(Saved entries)
• • • • • • •

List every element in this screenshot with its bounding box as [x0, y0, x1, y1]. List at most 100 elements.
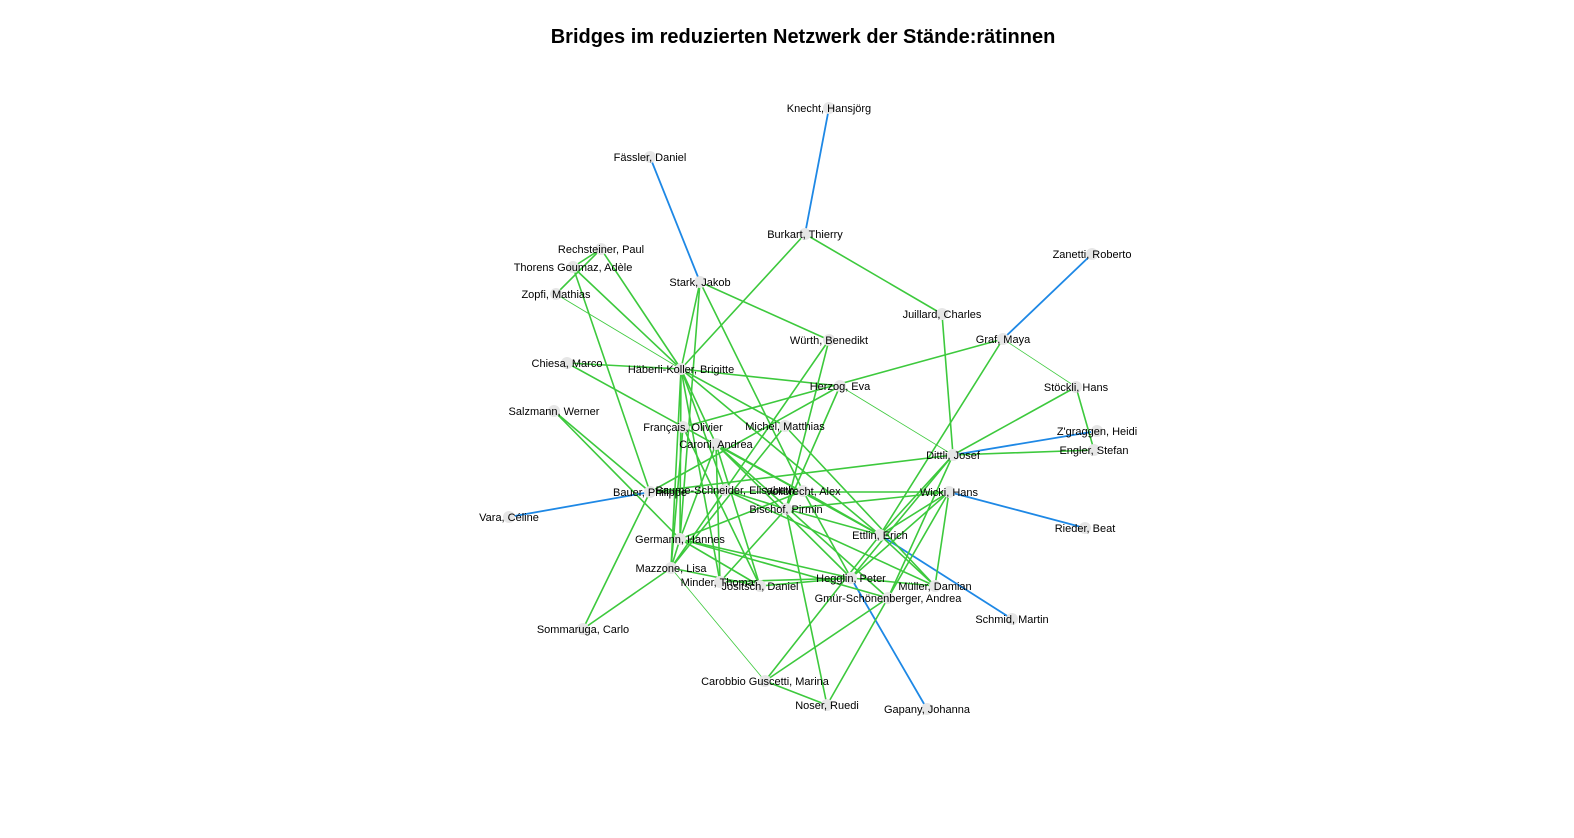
node-dot [644, 486, 656, 498]
bridge-edge-wicki-hans--rieder-beat [948, 491, 1086, 529]
node-dot [929, 580, 941, 592]
edge-francais-olivier--mazzone-lisa [670, 426, 684, 569]
edge-germann-hannes--jositsch-daniel [679, 538, 761, 587]
node-dot [754, 580, 766, 592]
node-dot [548, 405, 560, 417]
edge-wicki-hans--hegglin-peter [850, 491, 950, 579]
node-vollbrecht-alex: Vollbrecht, Alex [765, 485, 841, 498]
node-label: Häberli-Koller, Brigitte [628, 364, 734, 376]
node-dot [674, 533, 686, 545]
node-salzmann-werner: Salzmann, Werner [509, 405, 600, 418]
node-sommaruga-carlo: Sommaruga, Carlo [537, 623, 629, 636]
bridge-edge-knecht-hansjorg--burkart-thierry [804, 107, 830, 235]
node-dot [834, 380, 846, 392]
node-dot [936, 308, 948, 320]
node-chiesa-marco: Chiesa, Marco [532, 357, 603, 370]
node-label: Vara, Céline [479, 512, 539, 524]
node-bauer-philippe: Bauer, Philippe [613, 486, 687, 499]
node-dot [759, 675, 771, 687]
node-jositsch-daniel: Jositsch, Daniel [721, 580, 799, 593]
node-dot [561, 357, 573, 369]
node-label: Bauer, Philippe [613, 487, 687, 499]
node-fassler-daniel: Fässler, Daniel [614, 151, 686, 164]
edge-thorens-goumaz-adele--bauer-philippe [572, 266, 651, 493]
node-zopfi-mathias: Zopfi, Mathias [521, 288, 591, 301]
node-dot [780, 503, 792, 515]
node-label: Thorens Goumaz, Adèle [514, 262, 633, 274]
node-dot [503, 511, 515, 523]
node-dot [845, 572, 857, 584]
node-dot [677, 421, 689, 433]
edge-salzmann-werner--germann-hannes [553, 410, 681, 540]
node-herzog-eva: Herzog, Eva [810, 380, 871, 393]
edge-baume-schneider-elisabeth--bischof-pirmin [724, 489, 787, 510]
node-dot [644, 151, 656, 163]
node-engler-stefan: Engler, Stefan [1059, 444, 1129, 457]
node-label: Vollbrecht, Alex [765, 486, 841, 498]
edge-stark-jakob--germann-hannes [679, 281, 701, 540]
edge-graf-maya--stockli-hans [1002, 338, 1077, 388]
node-dot [874, 529, 886, 541]
node-thorens-goumaz-adele: Thorens Goumaz, Adèle [514, 261, 633, 274]
edge-bauer-philippe--sommaruga-carlo [582, 491, 651, 630]
edge-haberli-koller-brigitte--herzog-eva [680, 368, 841, 387]
node-label: Rechsteiner, Paul [558, 244, 644, 256]
node-dittli-josef: Dittli, Josef [926, 449, 981, 462]
edge-wurth-benedikt--bischof-pirmin [785, 339, 830, 510]
edge-haberli-koller-brigitte--baume-schneider-elisabeth [680, 368, 726, 491]
node-dot [567, 261, 579, 273]
node-label: Wicki, Hans [920, 487, 979, 499]
edge-baume-schneider-elisabeth--muller-damian [724, 489, 936, 587]
node-label: Sommaruga, Carlo [537, 624, 629, 636]
node-francais-olivier: Français, Olivier [643, 421, 723, 434]
edge-carobbio-guscetti-marina--noser-ruedi [764, 680, 828, 706]
node-bischof-pirmin: Bischof, Pirmin [749, 503, 823, 516]
node-dot [710, 438, 722, 450]
bridge-edge-fassler-daniel--stark-jakob [649, 156, 701, 283]
node-label: Noser, Ruedi [795, 700, 859, 712]
edge-mazzone-lisa--carobbio-guscetti-marina [670, 567, 766, 682]
edge-zopfi-mathias--haberli-koller-brigitte [555, 293, 682, 370]
edge-stark-jakob--haberli-koller-brigitte [680, 281, 701, 370]
node-label: Schmid, Martin [975, 614, 1048, 626]
node-ettlin-erich: Ettlin, Erich [852, 529, 908, 542]
edge-germann-hannes--gmur-schonenberger-andrea [679, 538, 889, 599]
node-burkart-thierry: Burkart, Thierry [767, 228, 843, 241]
node-label: Herzog, Eva [810, 381, 871, 393]
edge-haberli-koller-brigitte--mazzone-lisa [670, 368, 682, 569]
node-dot [823, 102, 835, 114]
node-dot [714, 576, 726, 588]
node-label: Baume-Schneider, Elisabeth [656, 485, 795, 497]
edge-hegglin-peter--muller-damian [850, 577, 936, 587]
node-label: Dittli, Josef [926, 450, 981, 462]
edge-dittli-josef--hegglin-peter [850, 454, 954, 579]
node-minder-thomas: Minder, Thomas [681, 576, 760, 589]
node-dot [675, 363, 687, 375]
edge-vollbrecht-alex--hegglin-peter [802, 490, 852, 579]
node-dot [823, 334, 835, 346]
node-label: Z'graggen, Heidi [1057, 426, 1137, 438]
edge-dittli-josef--gmur-schonenberger-andrea [887, 454, 954, 599]
node-gmur-schonenberger-andrea: Gmür-Schönenberger, Andrea [815, 592, 962, 605]
node-caroni-andrea: Caroni, Andrea [679, 438, 754, 451]
node-dot [799, 228, 811, 240]
edge-germann-hannes--hegglin-peter [679, 538, 852, 579]
node-z-graggen-heidi: Z'graggen, Heidi [1057, 425, 1137, 438]
node-zanetti-roberto: Zanetti, Roberto [1053, 248, 1131, 261]
node-muller-damian: Müller, Damian [898, 580, 972, 593]
bridge-edge-hegglin-peter--gapany-johanna [850, 577, 928, 710]
node-carobbio-guscetti-marina: Carobbio Guscetti, Marina [701, 675, 830, 688]
node-dot [694, 276, 706, 288]
edge-haberli-koller-brigitte--caroni-andrea [680, 368, 717, 445]
edge-wicki-hans--ettlin-erich [879, 491, 950, 536]
edge-dittli-josef--bauer-philippe [649, 454, 954, 493]
node-dot [550, 288, 562, 300]
node-label: Knecht, Hansjörg [787, 103, 871, 115]
edge-chiesa-marco--haberli-koller-brigitte [566, 362, 682, 370]
node-wurth-benedikt: Würth, Benedikt [790, 334, 868, 347]
node-label: Burkart, Thierry [767, 229, 843, 241]
edge-wicki-hans--muller-damian [934, 491, 950, 587]
node-label: Chiesa, Marco [532, 358, 603, 370]
node-label: Ettlin, Erich [852, 530, 908, 542]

• • • • • • •

▸ **Exercise directions**:
Please copy out the material's lines word for word, starting at the line that contains "node-dot [644, 486, 656, 498]" and ending at the line that contains "edge-wicki-hans--hegglin-peter [850, 491, 950, 579]", with both of those lines included.

▸ **Task result**:
node-dot [644, 486, 656, 498]
bridge-edge-wicki-hans--rieder-beat [948, 491, 1086, 529]
node-dot [929, 580, 941, 592]
edge-francais-olivier--mazzone-lisa [670, 426, 684, 569]
edge-germann-hannes--jositsch-daniel [679, 538, 761, 587]
node-dot [754, 580, 766, 592]
node-dot [548, 405, 560, 417]
edge-wicki-hans--hegglin-peter [850, 491, 950, 579]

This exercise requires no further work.